• What the exercise asks: Search the records below for the word "Change". Pull out each line that has it.

• Records:
____________

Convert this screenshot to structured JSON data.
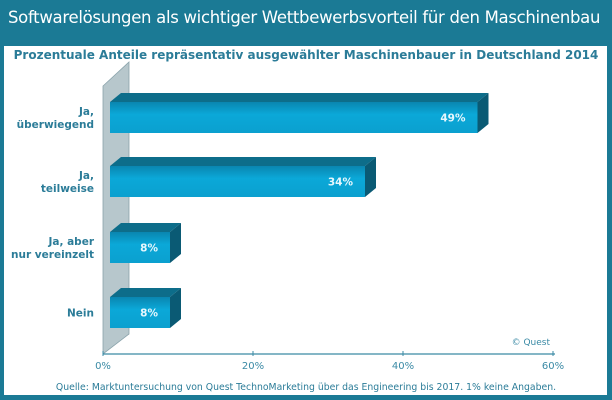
{
  "title": "Softwarelösungen als wichtiger Wettbewerbsvorteil  für den Maschinenbau",
  "chart_data": {
    "type": "bar",
    "orientation": "horizontal",
    "style": "3d",
    "title": "Prozentuale Anteile repräsentativ ausgewählter Maschinenbauer in Deutschland 2014",
    "categories": [
      [
        "Ja,",
        "überwiegend"
      ],
      [
        "Ja,",
        "teilweise"
      ],
      [
        "Ja, aber",
        "nur vereinzelt"
      ],
      [
        "Nein"
      ]
    ],
    "values": [
      49,
      34,
      8,
      8
    ],
    "data_labels": [
      "49%",
      "34%",
      "8%",
      "8%"
    ],
    "xlim": [
      0,
      60
    ],
    "x_ticks": [
      "0%",
      "20%",
      "40%",
      "60%"
    ],
    "grid": false,
    "copyright": "© Quest",
    "source": "Quelle: Marktuntersuchung von Quest TechnoMarketing über das Engineering bis 2017. 1% keine Angaben.",
    "colors": {
      "bar_front": "#0ba3d3",
      "bar_top": "#0d6d8a",
      "bar_side": "#0a5a74",
      "wall": "#b7c7cc",
      "frame": "#1b7a95",
      "text": "#2b7c98"
    }
  }
}
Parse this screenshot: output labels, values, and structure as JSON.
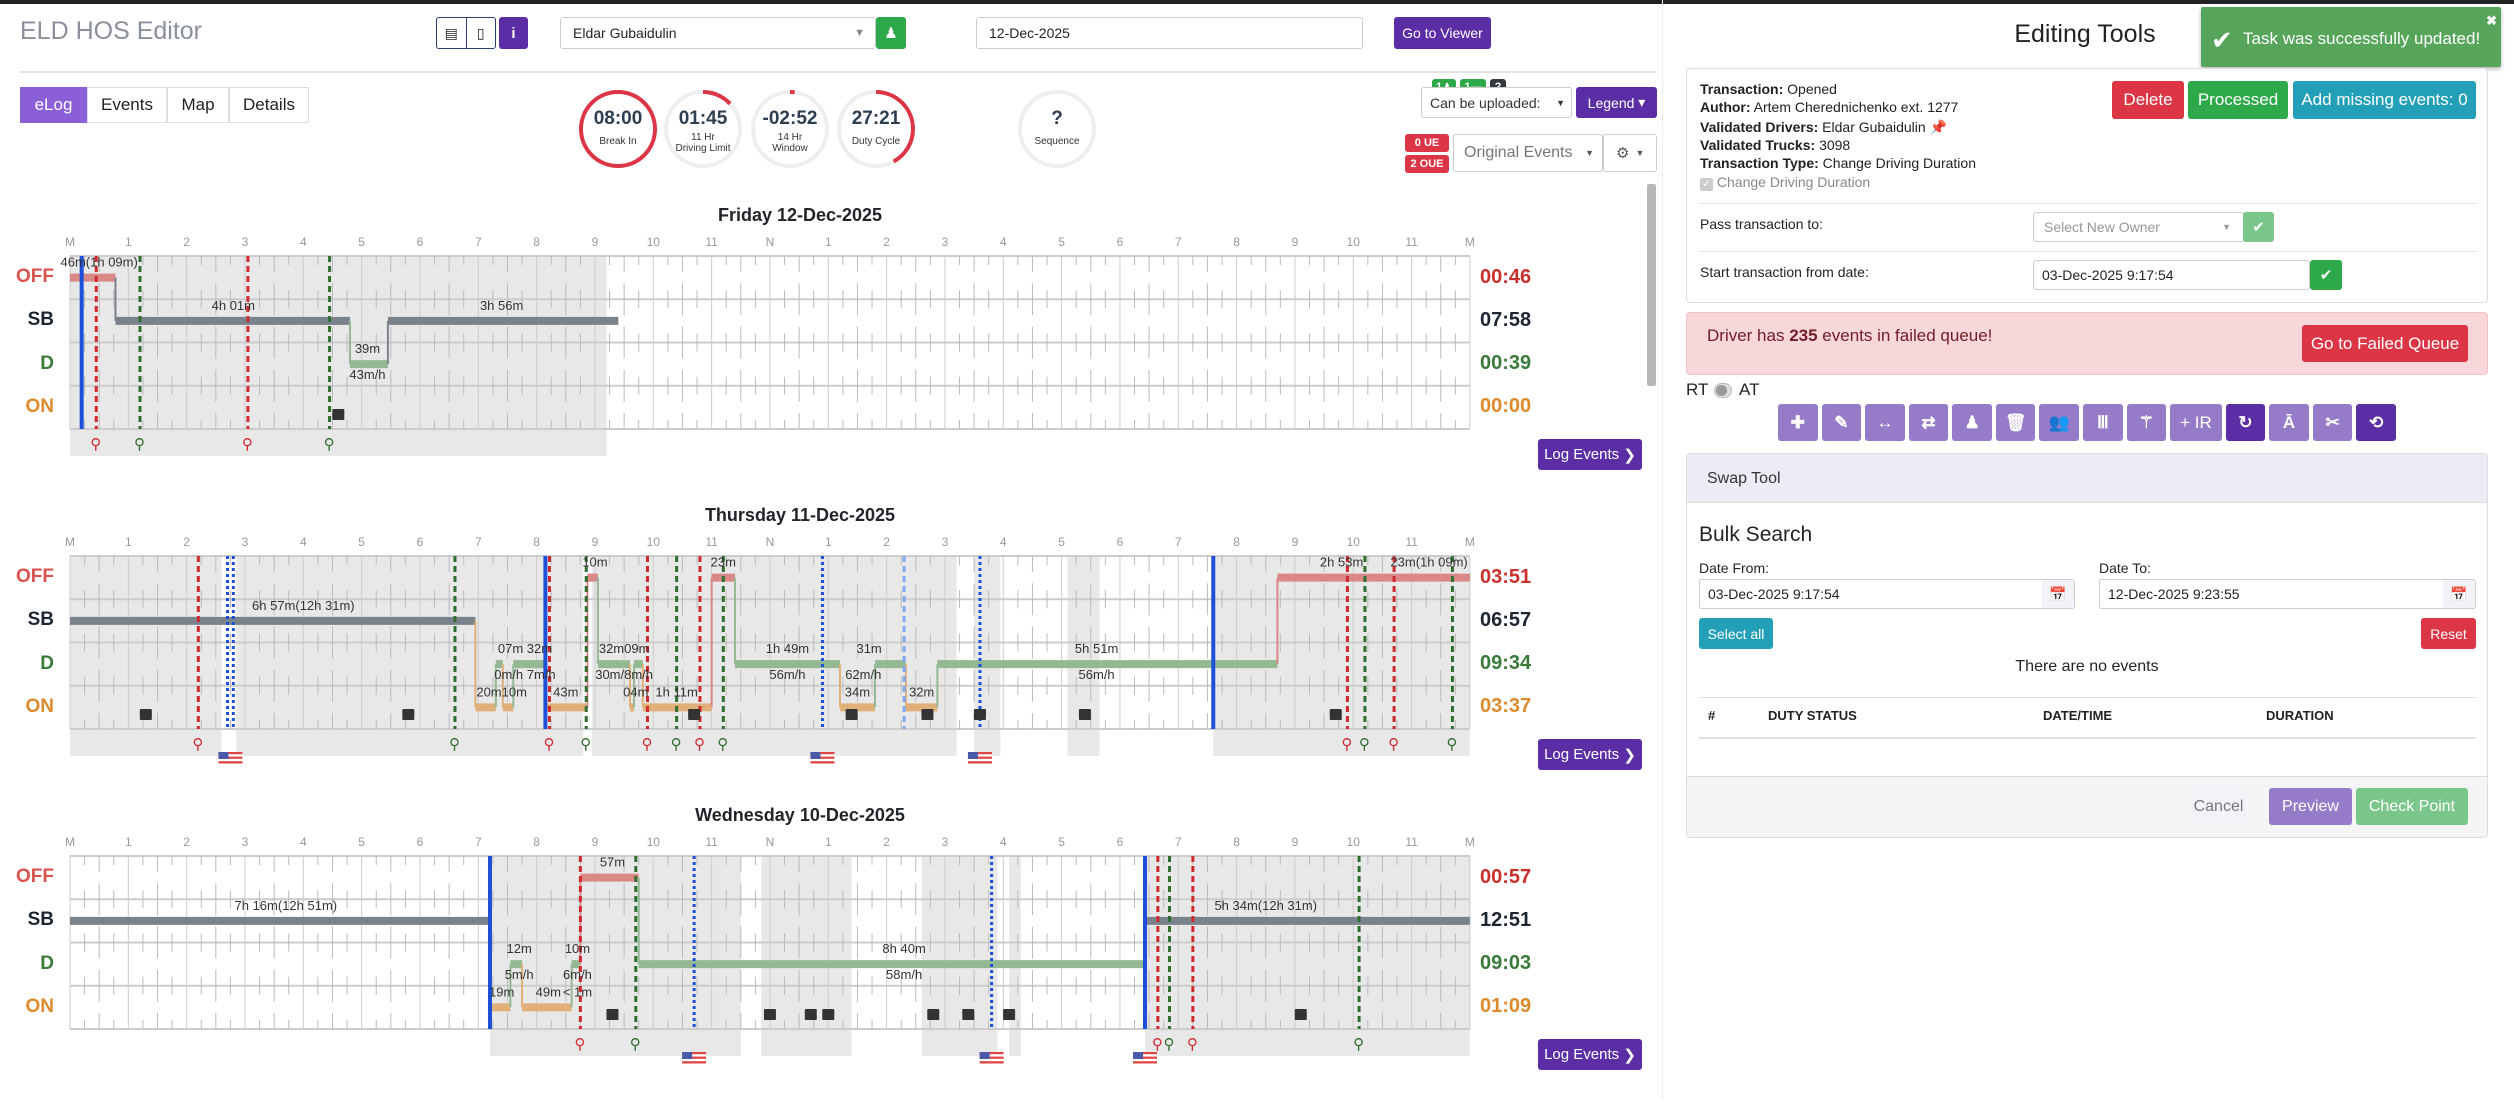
{
  "header": {
    "title": "ELD HOS Editor",
    "driver": "Eldar Gubaidulin",
    "date": "12-Dec-2025",
    "go_to_viewer": "Go to Viewer"
  },
  "tabs": [
    "eLog",
    "Events",
    "Map",
    "Details"
  ],
  "timers": [
    {
      "value": "08:00",
      "sub": "",
      "label": "Break In",
      "progress": 1.0
    },
    {
      "value": "01:45",
      "sub": "11 Hr",
      "label": "Driving Limit",
      "progress": 0.13
    },
    {
      "value": "-02:52",
      "sub": "14 Hr",
      "label": "Window",
      "progress": 0.02
    },
    {
      "value": "27:21",
      "sub": "",
      "label": "Duty Cycle",
      "progress": 0.42
    },
    {
      "value": "?",
      "sub": "",
      "label": "Sequence",
      "progress": 0
    }
  ],
  "controls": {
    "badges": [
      "1",
      "1",
      "?"
    ],
    "upload_select": "Can be uploaded:",
    "legend": "Legend",
    "ue": "0 UE",
    "oue": "2 OUE",
    "events_select": "Original Events"
  },
  "statuses": [
    "OFF",
    "SB",
    "D",
    "ON"
  ],
  "status_colors": {
    "OFF": "#d9534f",
    "SB": "#1c2633",
    "D": "#3a7a3a",
    "ON": "#dc8a2c"
  },
  "bar_colors": {
    "OFF": "#d98787",
    "SB": "#7a828c",
    "D": "#93b893",
    "ON": "#e0b07a"
  },
  "hour_labels": [
    "M",
    "1",
    "2",
    "3",
    "4",
    "5",
    "6",
    "7",
    "8",
    "9",
    "10",
    "11",
    "N",
    "1",
    "2",
    "3",
    "4",
    "5",
    "6",
    "7",
    "8",
    "9",
    "10",
    "11",
    "M"
  ],
  "log_events": "Log Events",
  "days": [
    {
      "title": "Friday 12-Dec-2025",
      "totals": [
        "00:46",
        "07:58",
        "00:39",
        "00:00"
      ],
      "shaded": [
        [
          0,
          9.2
        ]
      ],
      "segments": [
        [
          "OFF",
          0,
          0.78
        ],
        [
          "SB",
          0.78,
          4.8
        ],
        [
          "D",
          4.8,
          5.45
        ],
        [
          "SB",
          5.45,
          9.4
        ]
      ],
      "labels": [
        [
          "46m(1h 09m)",
          0.5,
          0,
          "above"
        ],
        [
          "4h 01m",
          2.8,
          1,
          "above"
        ],
        [
          "39m",
          5.1,
          2,
          "above"
        ],
        [
          "43m/h",
          5.1,
          2,
          "below"
        ],
        [
          "3h 56m",
          7.4,
          1,
          "above"
        ]
      ],
      "lines": [
        [
          0.2,
          "blue"
        ],
        [
          0.45,
          "red"
        ],
        [
          1.2,
          "green"
        ],
        [
          3.05,
          "red"
        ],
        [
          4.45,
          "green"
        ]
      ],
      "cameras": [
        4.6
      ],
      "flags": []
    },
    {
      "title": "Thursday 11-Dec-2025",
      "totals": [
        "03:51",
        "06:57",
        "09:34",
        "03:37"
      ],
      "shaded": [
        [
          0,
          2.6
        ],
        [
          2.85,
          8.8
        ],
        [
          8.95,
          15.2
        ],
        [
          15.5,
          15.95
        ],
        [
          17.1,
          17.65
        ],
        [
          19.6,
          24
        ]
      ],
      "segments": [
        [
          "SB",
          0,
          6.95
        ],
        [
          "ON",
          6.95,
          7.3
        ],
        [
          "D",
          7.3,
          7.42
        ],
        [
          "ON",
          7.42,
          7.6
        ],
        [
          "D",
          7.6,
          8.15
        ],
        [
          "ON",
          8.15,
          8.87
        ],
        [
          "OFF",
          8.87,
          9.05
        ],
        [
          "D",
          9.05,
          9.6
        ],
        [
          "ON",
          9.6,
          9.67
        ],
        [
          "D",
          9.67,
          9.82
        ],
        [
          "ON",
          9.82,
          11.0
        ],
        [
          "OFF",
          11.0,
          11.4
        ],
        [
          "D",
          11.4,
          13.2
        ],
        [
          "ON",
          13.2,
          13.8
        ],
        [
          "D",
          13.8,
          14.33
        ],
        [
          "ON",
          14.33,
          14.87
        ],
        [
          "D",
          14.87,
          20.7
        ],
        [
          "OFF",
          20.7,
          24
        ]
      ],
      "labels": [
        [
          "6h 57m(12h 31m)",
          4.0,
          1,
          "above"
        ],
        [
          "07m  32m",
          7.8,
          2,
          "above"
        ],
        [
          "0m/h 7m/h",
          7.8,
          2,
          "below"
        ],
        [
          "20m10m",
          7.4,
          3,
          "above"
        ],
        [
          "10m",
          9.0,
          0,
          "above"
        ],
        [
          "43m",
          8.5,
          3,
          "above"
        ],
        [
          "32m09m",
          9.5,
          2,
          "above"
        ],
        [
          "30m/8m/h",
          9.5,
          2,
          "below"
        ],
        [
          "04m",
          9.7,
          3,
          "above"
        ],
        [
          "1h 11m",
          10.4,
          3,
          "above"
        ],
        [
          "23m",
          11.2,
          0,
          "above"
        ],
        [
          "1h 49m",
          12.3,
          2,
          "above"
        ],
        [
          "56m/h",
          12.3,
          2,
          "below"
        ],
        [
          "31m",
          13.7,
          2,
          "above"
        ],
        [
          "62m/h",
          13.6,
          2,
          "below"
        ],
        [
          "34m",
          13.5,
          3,
          "above"
        ],
        [
          "32m",
          14.6,
          3,
          "above"
        ],
        [
          "5h 51m",
          17.6,
          2,
          "above"
        ],
        [
          "56m/h",
          17.6,
          2,
          "below"
        ],
        [
          "2h 53m",
          21.8,
          0,
          "above"
        ],
        [
          "23m(1h 09m)",
          23.3,
          0,
          "above"
        ]
      ],
      "lines": [
        [
          2.2,
          "red"
        ],
        [
          2.7,
          "bluedot"
        ],
        [
          2.8,
          "bluedot"
        ],
        [
          6.6,
          "green"
        ],
        [
          8.15,
          "blue"
        ],
        [
          8.22,
          "red"
        ],
        [
          8.85,
          "green"
        ],
        [
          9.9,
          "red"
        ],
        [
          10.4,
          "green"
        ],
        [
          10.8,
          "red"
        ],
        [
          11.2,
          "green"
        ],
        [
          12.9,
          "bluedot"
        ],
        [
          14.3,
          "lightblue"
        ],
        [
          15.6,
          "bluedot"
        ],
        [
          19.6,
          "blue"
        ],
        [
          21.9,
          "red"
        ],
        [
          22.2,
          "green"
        ],
        [
          22.7,
          "red"
        ],
        [
          23.7,
          "green"
        ]
      ],
      "cameras": [
        1.3,
        5.8,
        10.7,
        13.4,
        14.7,
        15.6,
        17.4,
        21.7
      ],
      "flags": [
        2.75,
        12.9,
        15.6
      ]
    },
    {
      "title": "Wednesday 10-Dec-2025",
      "totals": [
        "00:57",
        "12:51",
        "09:03",
        "01:09"
      ],
      "shaded": [
        [
          7.2,
          11.5
        ],
        [
          11.85,
          13.4
        ],
        [
          14.6,
          15.9
        ],
        [
          16.1,
          16.3
        ],
        [
          18.43,
          24
        ]
      ],
      "segments": [
        [
          "SB",
          0,
          7.2
        ],
        [
          "ON",
          7.2,
          7.55
        ],
        [
          "D",
          7.55,
          7.75
        ],
        [
          "ON",
          7.75,
          8.6
        ],
        [
          "D",
          8.6,
          8.75
        ],
        [
          "OFF",
          8.75,
          9.75
        ],
        [
          "D",
          9.75,
          18.43
        ],
        [
          "SB",
          18.43,
          24
        ]
      ],
      "labels": [
        [
          "7h 16m(12h 51m)",
          3.7,
          1,
          "above"
        ],
        [
          "57m",
          9.3,
          0,
          "above"
        ],
        [
          "12m",
          7.7,
          2,
          "above"
        ],
        [
          "5m/h",
          7.7,
          2,
          "below"
        ],
        [
          "10m",
          8.7,
          2,
          "above"
        ],
        [
          "6m/h",
          8.7,
          2,
          "below"
        ],
        [
          "19m",
          7.4,
          3,
          "above"
        ],
        [
          "49m",
          8.2,
          3,
          "above"
        ],
        [
          "< 1m",
          8.7,
          3,
          "above"
        ],
        [
          "8h 40m",
          14.3,
          2,
          "above"
        ],
        [
          "58m/h",
          14.3,
          2,
          "below"
        ],
        [
          "5h 34m(12h 31m)",
          20.5,
          1,
          "above"
        ]
      ],
      "lines": [
        [
          7.2,
          "blue"
        ],
        [
          8.75,
          "red"
        ],
        [
          9.7,
          "green"
        ],
        [
          10.7,
          "bluedot"
        ],
        [
          15.8,
          "bluedot"
        ],
        [
          18.43,
          "blue"
        ],
        [
          18.65,
          "red"
        ],
        [
          18.85,
          "green"
        ],
        [
          19.25,
          "red"
        ],
        [
          22.1,
          "green"
        ]
      ],
      "cameras": [
        9.3,
        12.0,
        12.7,
        13.0,
        14.8,
        15.4,
        16.1,
        21.1
      ],
      "flags": [
        10.7,
        15.8,
        18.43
      ]
    }
  ],
  "right": {
    "title": "Editing Tools",
    "toast": "Task was successfully updated!",
    "transaction": {
      "l1": "Transaction:",
      "v1": "Opened",
      "l2": "Author:",
      "v2": "Artem Cherednichenko ext. 1277",
      "l3": "Validated Drivers:",
      "v3": "Eldar Gubaidulin",
      "l4": "Validated Trucks:",
      "v4": "3098",
      "l5": "Transaction Type:",
      "v5": "Change Driving Duration",
      "checkbox": "Change Driving Duration"
    },
    "delete": "Delete",
    "processed": "Processed",
    "add_missing": "Add missing events: 0",
    "pass_label": "Pass transaction to:",
    "pass_placeholder": "Select New Owner",
    "start_label": "Start transaction from date:",
    "start_value": "03-Dec-2025 9:17:54",
    "alert_pre": "Driver has ",
    "alert_count": "235",
    "alert_post": " events in failed queue!",
    "failed_queue": "Go to Failed Queue",
    "rt": "RT",
    "at": "AT",
    "tools": [
      "✚",
      "✎",
      "↔",
      "⇄",
      "♟",
      "🗑",
      "👥",
      "Ⅲ",
      "⚚",
      "+ IR",
      "↻",
      "Ā",
      "✂",
      "⟲"
    ],
    "swap_title": "Swap Tool",
    "bulk_title": "Bulk Search",
    "date_from_label": "Date From:",
    "date_from": "03-Dec-2025 9:17:54",
    "date_to_label": "Date To:",
    "date_to": "12-Dec-2025 9:23:55",
    "select_all": "Select all",
    "reset": "Reset",
    "no_events": "There are no events",
    "columns": [
      "#",
      "DUTY STATUS",
      "DATE/TIME",
      "DURATION"
    ],
    "cancel": "Cancel",
    "preview": "Preview",
    "check_point": "Check Point"
  }
}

____________

• Task output:
      "v5": "Change Driving Duration",
      "checkbox": "Change Driving Duration"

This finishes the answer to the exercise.